Exercise directions: Narrow the data below down to the lines containing "Experian".

Entries from a dataset
################

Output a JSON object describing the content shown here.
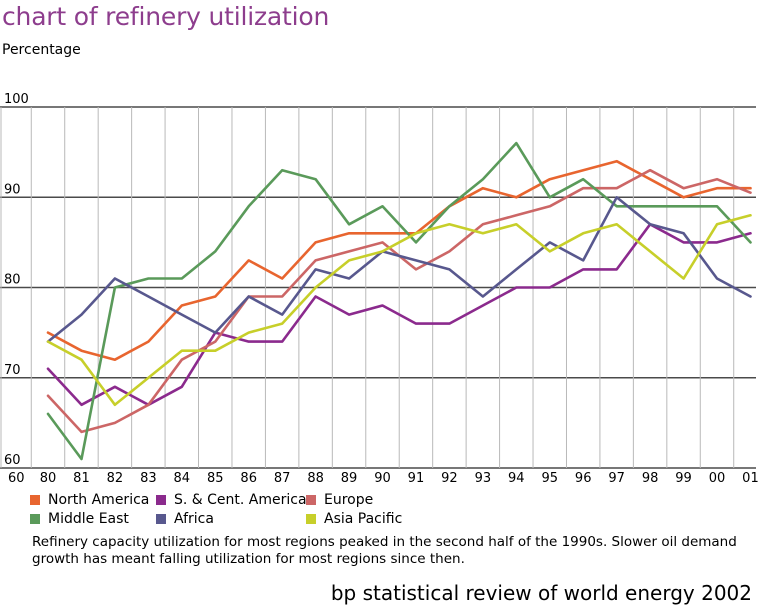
{
  "page": {
    "title": "chart of refinery utilization",
    "caption": "Refinery capacity utilization for most regions peaked in the second half of the 1990s. Slower oil demand growth has meant falling utilization for most regions since then.",
    "source": "bp statistical review of world energy 2002"
  },
  "chart_data": {
    "type": "line",
    "title": "chart of refinery utilization",
    "ylabel": "Percentage",
    "xlabel": "",
    "categories": [
      "80",
      "81",
      "82",
      "83",
      "84",
      "85",
      "86",
      "87",
      "88",
      "89",
      "90",
      "91",
      "92",
      "93",
      "94",
      "95",
      "96",
      "97",
      "98",
      "99",
      "00",
      "01"
    ],
    "ylim": [
      60,
      100
    ],
    "yticks": [
      60,
      70,
      80,
      90,
      100
    ],
    "grid": true,
    "legend_position": "bottom",
    "series": [
      {
        "name": "North America",
        "color": "#e8652f",
        "values": [
          75,
          73,
          72,
          74,
          78,
          79,
          83,
          81,
          85,
          86,
          86,
          86,
          89,
          91,
          90,
          92,
          93,
          94,
          92,
          90,
          91,
          91
        ]
      },
      {
        "name": "S. & Cent. America",
        "color": "#8b2a8d",
        "values": [
          71,
          67,
          69,
          67,
          69,
          75,
          74,
          74,
          79,
          77,
          78,
          76,
          76,
          78,
          80,
          80,
          82,
          82,
          87,
          85,
          85,
          86
        ]
      },
      {
        "name": "Europe",
        "color": "#cc6666",
        "values": [
          68,
          64,
          65,
          67,
          72,
          74,
          79,
          79,
          83,
          84,
          85,
          82,
          84,
          87,
          88,
          89,
          91,
          91,
          93,
          91,
          92,
          90.5
        ]
      },
      {
        "name": "Middle East",
        "color": "#5a9a5a",
        "values": [
          66,
          61,
          80,
          81,
          81,
          84,
          89,
          93,
          92,
          87,
          89,
          85,
          89,
          92,
          96,
          90,
          92,
          89,
          89,
          89,
          89,
          85
        ]
      },
      {
        "name": "Africa",
        "color": "#58588e",
        "values": [
          74,
          77,
          81,
          79,
          77,
          75,
          79,
          77,
          82,
          81,
          84,
          83,
          82,
          79,
          82,
          85,
          83,
          90,
          87,
          86,
          81,
          79
        ]
      },
      {
        "name": "Asia Pacific",
        "color": "#c7cf2a",
        "values": [
          74,
          72,
          67,
          70,
          73,
          73,
          75,
          76,
          80,
          83,
          84,
          86,
          87,
          86,
          87,
          84,
          86,
          87,
          84,
          81,
          87,
          88
        ]
      }
    ]
  }
}
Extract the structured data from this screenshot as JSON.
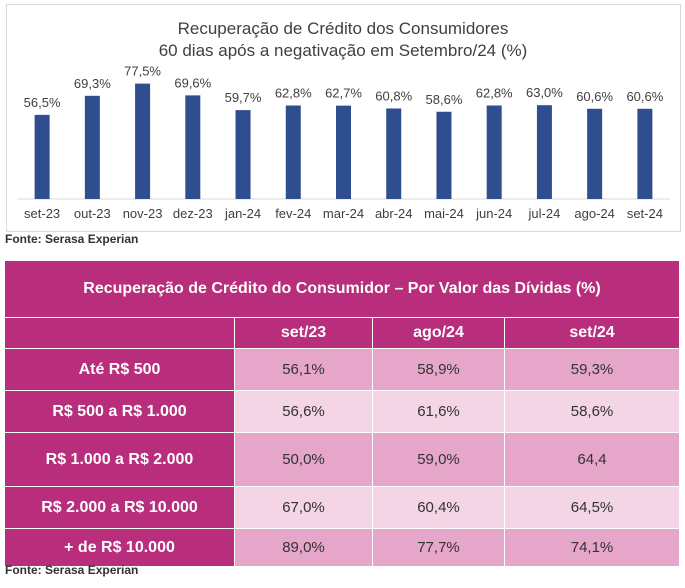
{
  "chart_data": [
    {
      "type": "bar",
      "title": "Recuperação de Crédito dos Consumidores",
      "subtitle": "60 dias após a negativação em Setembro/24 (%)",
      "categories": [
        "set-23",
        "out-23",
        "nov-23",
        "dez-23",
        "jan-24",
        "fev-24",
        "mar-24",
        "abr-24",
        "mai-24",
        "jun-24",
        "jul-24",
        "ago-24",
        "set-24"
      ],
      "values": [
        56.5,
        69.3,
        77.5,
        69.6,
        59.7,
        62.8,
        62.7,
        60.8,
        58.6,
        62.8,
        63.0,
        60.6,
        60.6
      ],
      "value_labels": [
        "56,5%",
        "69,3%",
        "77,5%",
        "69,6%",
        "59,7%",
        "62,8%",
        "62,7%",
        "60,8%",
        "58,6%",
        "62,8%",
        "63,0%",
        "60,6%",
        "60,6%"
      ],
      "ylim": [
        0,
        90
      ],
      "grid": false,
      "colors": {
        "bar": "#2e4e8f",
        "text": "#404040",
        "axis": "#d9d9d9"
      }
    },
    {
      "type": "table",
      "title": "Recuperação de Crédito do Consumidor – Por Valor das Dívidas (%)",
      "columns": [
        "",
        "set/23",
        "ago/24",
        "set/24"
      ],
      "rows": [
        {
          "label": "Até R$ 500",
          "values": [
            "56,1%",
            "58,9%",
            "59,3%"
          ]
        },
        {
          "label": "R$ 500 a R$ 1.000",
          "values": [
            "56,6%",
            "61,6%",
            "58,6%"
          ]
        },
        {
          "label": "R$ 1.000 a R$ 2.000",
          "values": [
            "50,0%",
            "59,0%",
            "64,4"
          ]
        },
        {
          "label": "R$ 2.000 a R$ 10.000",
          "values": [
            "67,0%",
            "60,4%",
            "64,5%"
          ]
        },
        {
          "label": "+ de R$ 10.000",
          "values": [
            "89,0%",
            "77,7%",
            "74,1%"
          ]
        }
      ],
      "colors": {
        "header": "#b82d7c",
        "cell_dark": "#e6a6ca",
        "cell_light": "#f3d5e6"
      }
    }
  ],
  "source_top": "Fonte: Serasa Experian",
  "source_bottom": "Fonte: Serasa Experian"
}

################

Solution to this problem:
  "source_top": "Fonte: Serasa Experian",
  "source_bottom": "Fonte: Serasa Experian"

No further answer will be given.